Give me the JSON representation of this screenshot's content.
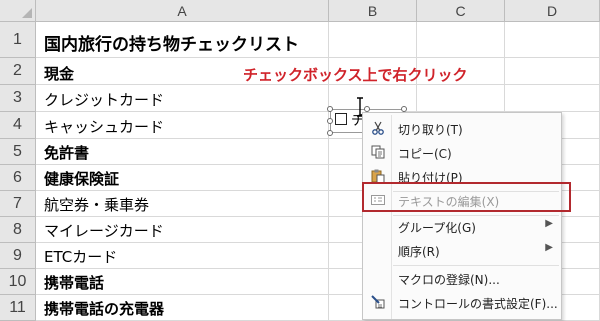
{
  "columns": [
    "A",
    "B",
    "C",
    "D"
  ],
  "rows": [
    "1",
    "2",
    "3",
    "4",
    "5",
    "6",
    "7",
    "8",
    "9",
    "10",
    "11"
  ],
  "cells": {
    "a1": "国内旅行の持ち物チェックリスト",
    "a2": "現金",
    "a3": "クレジットカード",
    "a4": "キャッシュカード",
    "a5": "免許書",
    "a6": "健康保険証",
    "a7": "航空券・乗車券",
    "a8": "マイレージカード",
    "a9": "ETCカード",
    "a10": "携帯電話",
    "a11": "携帯電話の充電器"
  },
  "annotation": "チェックボックス上で右クリック",
  "checkbox": {
    "label": "チェ",
    "checked": false
  },
  "context_menu": {
    "items": [
      {
        "label": "切り取り(T)",
        "icon": "scissors-icon",
        "enabled": true
      },
      {
        "label": "コピー(C)",
        "icon": "copy-icon",
        "enabled": true
      },
      {
        "label": "貼り付け(P)",
        "icon": "paste-icon",
        "enabled": true
      },
      {
        "label": "テキストの編集(X)",
        "icon": "edit-text-icon",
        "enabled": false
      },
      {
        "label": "グループ化(G)",
        "icon": "",
        "enabled": true,
        "submenu": true
      },
      {
        "label": "順序(R)",
        "icon": "",
        "enabled": true,
        "submenu": true
      },
      {
        "label": "マクロの登録(N)...",
        "icon": "",
        "enabled": true
      },
      {
        "label": "コントロールの書式設定(F)...",
        "icon": "format-control-icon",
        "enabled": true
      }
    ]
  },
  "colors": {
    "annotation": "#d0232a",
    "highlight_box": "#b2292e"
  }
}
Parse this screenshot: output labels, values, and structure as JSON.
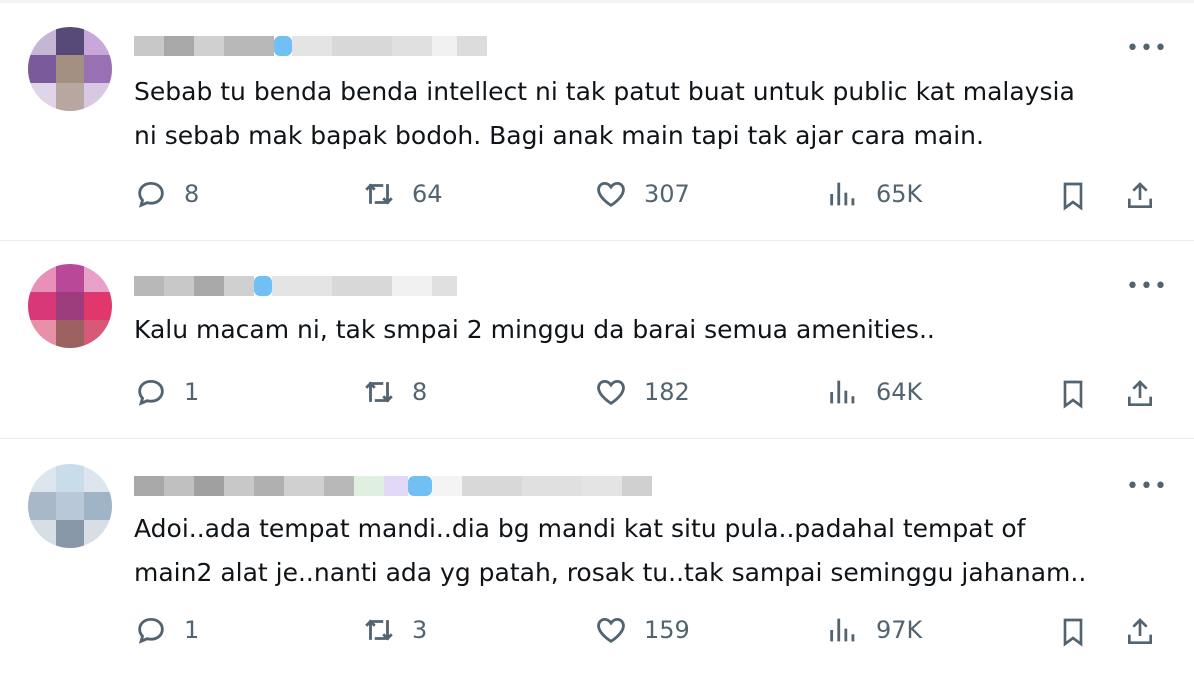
{
  "tweets": [
    {
      "text": "Sebab tu benda benda intellect ni tak patut buat untuk public kat malaysia\nni sebab mak bapak bodoh. Bagi anak main tapi tak ajar cara main.",
      "replies": "8",
      "retweets": "64",
      "likes": "307",
      "views": "65K",
      "avatar_colors": [
        "#c6b6d6",
        "#584a78",
        "#c8a8d8",
        "#7a5a9a",
        "#a49080",
        "#9a70b4",
        "#e0d4e8",
        "#b8a6a0",
        "#d8c8e4"
      ]
    },
    {
      "text": "Kalu macam ni, tak smpai 2 minggu da barai semua amenities..",
      "replies": "1",
      "retweets": "8",
      "likes": "182",
      "views": "64K",
      "avatar_colors": [
        "#e890b8",
        "#b84898",
        "#e8a0c8",
        "#d83878",
        "#9c3c7c",
        "#e0386c",
        "#e890a8",
        "#9c6060",
        "#d85878"
      ]
    },
    {
      "text": "Adoi..ada tempat mandi..dia bg mandi kat situ pula..padahal tempat of\nmain2 alat je..nanti ada yg patah, rosak tu..tak sampai seminggu jahanam..",
      "replies": "1",
      "retweets": "3",
      "likes": "159",
      "views": "97K",
      "avatar_colors": [
        "#dde6ee",
        "#c8dcea",
        "#dde6ee",
        "#a8b8c8",
        "#b8c8d8",
        "#a0b4c8",
        "#d8dee6",
        "#8898a8",
        "#d8dee6"
      ]
    }
  ],
  "icons": {
    "more": "more-icon",
    "reply": "reply-icon",
    "retweet": "retweet-icon",
    "like": "heart-icon",
    "views": "views-icon",
    "bookmark": "bookmark-icon",
    "share": "share-icon"
  },
  "colors": {
    "text": "#0f1419",
    "muted": "#536471",
    "divider": "#e6ecf0",
    "verified": "#70bff5"
  }
}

-=-=-=-=-

EXERCISE: Reproduce every line exactly and omit all pictures.

IN RESPONSE:
Give me the JSON representation of this screenshot's content.
{
  "columns": [
    "A",
    "B",
    "C",
    "D"
  ],
  "rows": [
    "1",
    "2",
    "3",
    "4",
    "5",
    "6",
    "7",
    "8",
    "9",
    "10",
    "11"
  ],
  "cells": {
    "a1": "国内旅行の持ち物チェックリスト",
    "a2": "現金",
    "a3": "クレジットカード",
    "a4": "キャッシュカード",
    "a5": "免許書",
    "a6": "健康保険証",
    "a7": "航空券・乗車券",
    "a8": "マイレージカード",
    "a9": "ETCカード",
    "a10": "携帯電話",
    "a11": "携帯電話の充電器"
  },
  "annotation": "チェックボックス上で右クリック",
  "checkbox": {
    "label": "チェ",
    "checked": false
  },
  "context_menu": {
    "items": [
      {
        "label": "切り取り(T)",
        "icon": "scissors-icon",
        "enabled": true
      },
      {
        "label": "コピー(C)",
        "icon": "copy-icon",
        "enabled": true
      },
      {
        "label": "貼り付け(P)",
        "icon": "paste-icon",
        "enabled": true
      },
      {
        "label": "テキストの編集(X)",
        "icon": "edit-text-icon",
        "enabled": false
      },
      {
        "label": "グループ化(G)",
        "icon": "",
        "enabled": true,
        "submenu": true
      },
      {
        "label": "順序(R)",
        "icon": "",
        "enabled": true,
        "submenu": true
      },
      {
        "label": "マクロの登録(N)...",
        "icon": "",
        "enabled": true
      },
      {
        "label": "コントロールの書式設定(F)...",
        "icon": "format-control-icon",
        "enabled": true
      }
    ]
  },
  "colors": {
    "annotation": "#d0232a",
    "highlight_box": "#b2292e"
  }
}
Parse this screenshot: output labels, values, and structure as JSON.
{
  "tweets": [
    {
      "text": "Sebab tu benda benda intellect ni tak patut buat untuk public kat malaysia\nni sebab mak bapak bodoh. Bagi anak main tapi tak ajar cara main.",
      "replies": "8",
      "retweets": "64",
      "likes": "307",
      "views": "65K",
      "avatar_colors": [
        "#c6b6d6",
        "#584a78",
        "#c8a8d8",
        "#7a5a9a",
        "#a49080",
        "#9a70b4",
        "#e0d4e8",
        "#b8a6a0",
        "#d8c8e4"
      ]
    },
    {
      "text": "Kalu macam ni, tak smpai 2 minggu da barai semua amenities..",
      "replies": "1",
      "retweets": "8",
      "likes": "182",
      "views": "64K",
      "avatar_colors": [
        "#e890b8",
        "#b84898",
        "#e8a0c8",
        "#d83878",
        "#9c3c7c",
        "#e0386c",
        "#e890a8",
        "#9c6060",
        "#d85878"
      ]
    },
    {
      "text": "Adoi..ada tempat mandi..dia bg mandi kat situ pula..padahal tempat of\nmain2 alat je..nanti ada yg patah, rosak tu..tak sampai seminggu jahanam..",
      "replies": "1",
      "retweets": "3",
      "likes": "159",
      "views": "97K",
      "avatar_colors": [
        "#dde6ee",
        "#c8dcea",
        "#dde6ee",
        "#a8b8c8",
        "#b8c8d8",
        "#a0b4c8",
        "#d8dee6",
        "#8898a8",
        "#d8dee6"
      ]
    }
  ],
  "icons": {
    "more": "more-icon",
    "reply": "reply-icon",
    "retweet": "retweet-icon",
    "like": "heart-icon",
    "views": "views-icon",
    "bookmark": "bookmark-icon",
    "share": "share-icon"
  },
  "colors": {
    "text": "#0f1419",
    "muted": "#536471",
    "divider": "#e6ecf0",
    "verified": "#70bff5"
  }
}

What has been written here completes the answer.